## BEGIN Recorded information
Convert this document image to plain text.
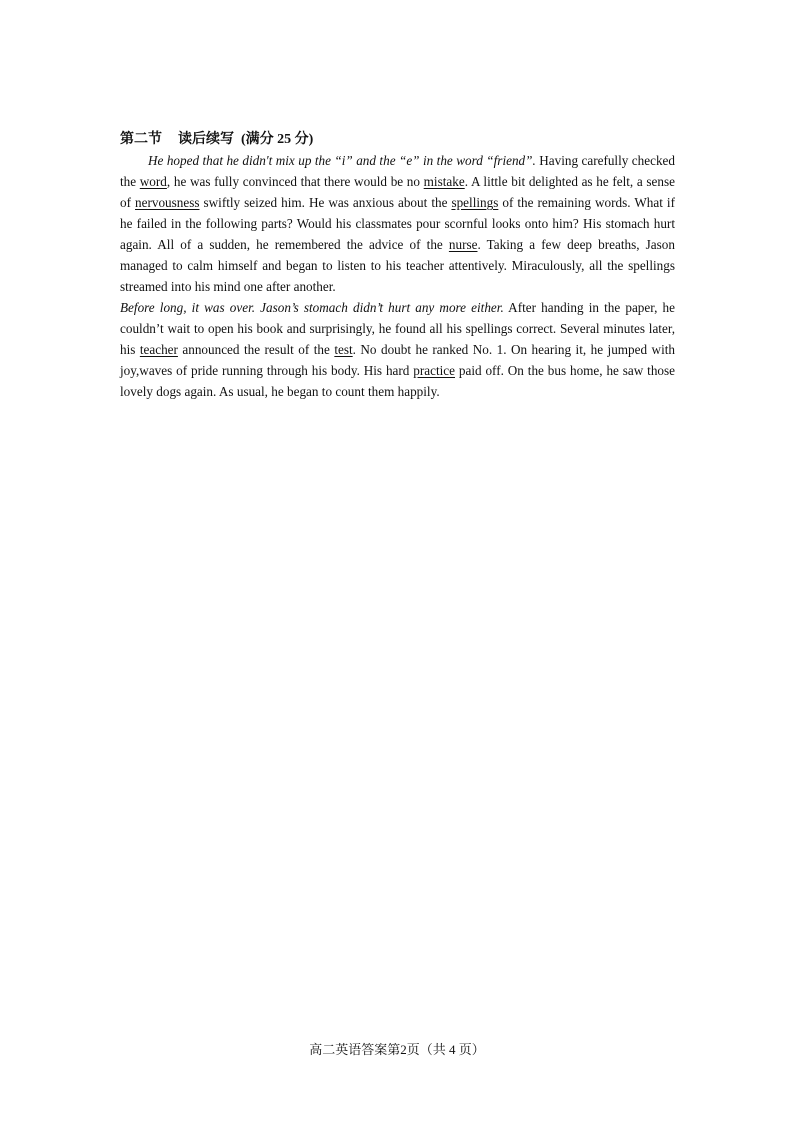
第二节 读后续写 (满分 25 分)

He hoped that he didn't mix up the “i” and the “e” in the word “friend”. Having carefully checked the word, he was fully convinced that there would be no mistake. A little bit delighted as he felt, a sense of nervousness swiftly seized him. He was anxious about the spellings of the remaining words. What if he failed in the following parts? Would his classmates pour scornful looks onto him? His stomach hurt again. All of a sudden, he remembered the advice of the nurse. Taking a few deep breaths, Jason managed to calm himself and began to listen to his teacher attentively. Miraculously, all the spellings streamed into his mind one after another.

Before long, it was over. Jason’s stomach didn’t hurt any more either. After handing in the paper, he couldn’t wait to open his book and surprisingly, he found all his spellings correct. Several minutes later, his teacher announced the result of the test. No doubt he ranked No. 1. On hearing it, he jumped with joy,waves of pride running through his body. His hard practice paid off. On the bus home, he saw those lovely dogs again. As usual, he began to count them happily.

高二英语答案第2页（共 4 页）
## END Recorded information
Copy out the listing exactly as it stands, but not the pictures.

Convert this document image to plain text.
第二节 读后续写 (满分 25 分)

He hoped that he didn't mix up the “i” and the “e” in the word “friend”. Having carefully checked the word, he was fully convinced that there would be no mistake. A little bit delighted as he felt, a sense of nervousness swiftly seized him. He was anxious about the spellings of the remaining words. What if he failed in the following parts? Would his classmates pour scornful looks onto him? His stomach hurt again. All of a sudden, he remembered the advice of the nurse. Taking a few deep breaths, Jason managed to calm himself and began to listen to his teacher attentively. Miraculously, all the spellings streamed into his mind one after another.

Before long, it was over. Jason’s stomach didn’t hurt any more either. After handing in the paper, he couldn’t wait to open his book and surprisingly, he found all his spellings correct. Several minutes later, his teacher announced the result of the test. No doubt he ranked No. 1. On hearing it, he jumped with joy,waves of pride running through his body. His hard practice paid off. On the bus home, he saw those lovely dogs again. As usual, he began to count them happily.

高二英语答案第2页（共 4 页）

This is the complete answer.